# start of Given entries

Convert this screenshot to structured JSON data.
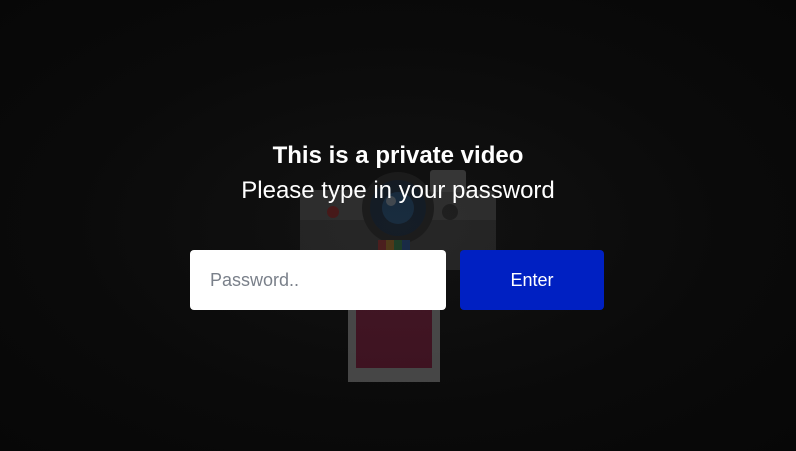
{
  "overlay": {
    "title": "This is a private video",
    "subtitle": "Please type in your password"
  },
  "form": {
    "password_placeholder": "Password..",
    "password_value": "",
    "enter_label": "Enter"
  },
  "background": {
    "illustration": "instant-camera-icon"
  },
  "colors": {
    "page_background": "#0b0b0b",
    "button_background": "#0020c2",
    "input_background": "#ffffff",
    "text": "#ffffff"
  }
}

# end of Given entries

→ **Task description**: Reproduce the entries exactly. Do not carry over any picture.

→ **Output**:
Convert this screenshot to structured JSON data.
{
  "overlay": {
    "title": "This is a private video",
    "subtitle": "Please type in your password"
  },
  "form": {
    "password_placeholder": "Password..",
    "password_value": "",
    "enter_label": "Enter"
  },
  "background": {
    "illustration": "instant-camera-icon"
  },
  "colors": {
    "page_background": "#0b0b0b",
    "button_background": "#0020c2",
    "input_background": "#ffffff",
    "text": "#ffffff"
  }
}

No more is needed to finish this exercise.